[Dataset items]
════════════════
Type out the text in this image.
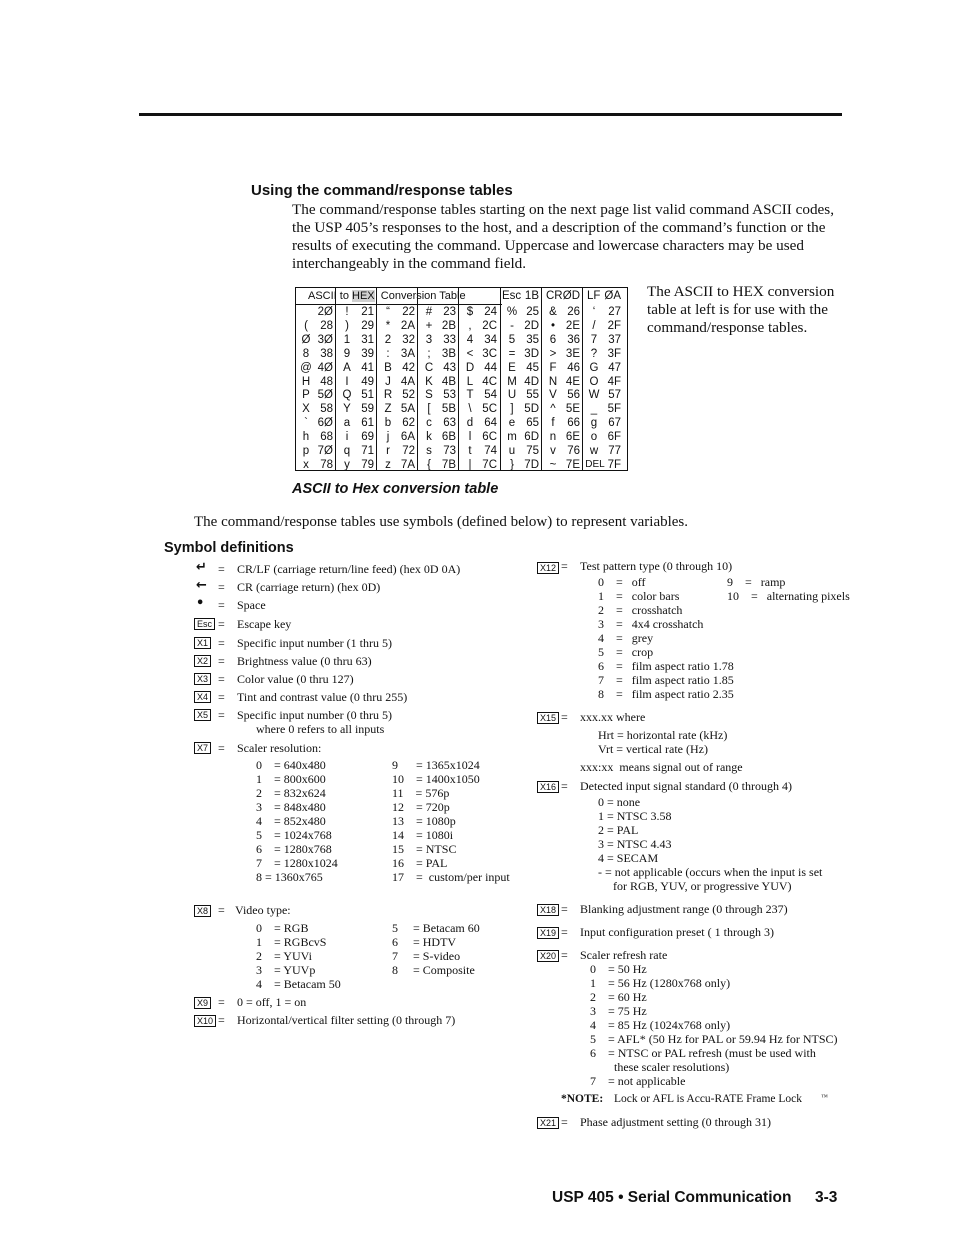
Using the command/response tables
The command/response tables starting on the next page list valid command ASCII codes, the USP 405’s responses to the host, and a description of the command’s function or the results of executing the command. Uppercase and lowercase characters may be used interchangeably in the command field.
ASCII to HEX  Conversion Table	Esc 1B CR ØD LF ØA
2Ø	!	21	“	22 # 23 $ 24 % 25 & 26	‘	27
(	28	)	29	* 2A + 2B	, 2C	- 2D	• 2E	/	2F
Ø 3Ø 1 31 2 32 3 33 4 34	5 35 6 36 7 37
8 38 9 39	: 3A	; 3B < 3C	= 3D > 3E ? 3F
@ 4Ø A 41 B 42 C 43 D 44 E 45 F 46 G 47
H 48	I	49 J 4A K 4B L 4C M 4D N 4E O 4F
P 5Ø Q 51 R 52 S 53 T 54 U 55 V 56 W 57
X 58 Y 59 Z 5A	[ 5B	\ 5C	] 5D ^ 5E _ 5F
` 6Ø a 61 b 62 c 63 d 64	e 65	f	66 g 67
h 68	i	69	j	6A k 6B	l 6C m 6D n 6E o 6F
p 7Ø q 71	r	72 s 73	t	74	u 75 v 76 w 77
x 78 y 79 z 7A	{ 7B	| 7C	} 7D ~ 7E DEL 7F
The ASCII to HEX conversion table at left is for use with the command/response tables.
ASCII to Hex conversion table
The command/response tables use symbols (defined below) to represent variables.
Symbol definitions
↵ = CR/LF (carriage return/line feed) (hex 0D 0A)
← = CR (carriage return) (hex 0D)
• = Space
Esc = Escape key
X1 = Specific input number (1 thru 5)
X2 = Brightness value (0 thru 63)
X3 = Color value (0 thru 127)
X4 = Tint and contrast value (0 thru 255)
X5 = Specific input number (0 thru 5)
where 0 refers to all inputs
X7 = Scaler resolution:
0    = 640x480
1    = 800x600
2    = 832x624
3    = 848x480
4    = 852x480
5    = 1024x768
6    = 1280x768
7    = 1280x1024
8 = 1360x765
9      = 1365x1024
10    = 1400x1050
11    = 576p
12    = 720p
13    = 1080p
14    = 1080i
15    = NTSC
16    = PAL
17    =  custom/per input
X8 = Video type:
0    = RGB
1    = RGBcvS
2    = YUVi
3    = YUVp
4    = Betacam 50
5     = Betacam 60
6     = HDTV
7     = S-video
8     = Composite
X9 = 0 = off, 1 = on
X10 = Horizontal/vertical filter setting (0 through 7)
X12 = Test pattern type (0 through 10)
0    =   off
1    =   color bars
2    =   crosshatch
3    =   4x4 crosshatch
4    =   grey
5    =   crop
6    =   film aspect ratio 1.78
7    =   film aspect ratio 1.85
8    =   film aspect ratio 2.35
9    =   ramp
10    =   alternating pixels
X15 = xxx.xx where
Hrt = horizontal rate (kHz)
Vrt = vertical rate (Hz)
xxx:xx  means signal out of range
X16 = Detected input signal standard (0 through 4)
0 = none
1 = NTSC 3.58
2 = PAL
3 = NTSC 4.43
4 = SECAM
- = not applicable (occurs when the input is set
for RGB, YUV, or progressive YUV)
X18 = Blanking adjustment range (0 through 237)
X19 = Input configuration preset ( 1 through 3)
X20 = Scaler refresh rate
0    = 50 Hz
1    = 56 Hz (1280x768 only)
2    = 60 Hz
3    = 75 Hz
4    = 85 Hz (1024x768 only)
5    = AFL* (50 Hz for PAL or 59.94 Hz for NTSC)
6    = NTSC or PAL refresh (must be used with
these scaler resolutions)
7    = not applicable
*NOTE: Lock or AFL is Accu-RATE Frame Lock	™
X21 = Phase adjustment setting (0 through 31)
USP 405 • Serial Communication 3-3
════════════════
Write down only the number of lines that contain the string "value" in the listing.

● SOLUTION TO THIS EXERCISE
3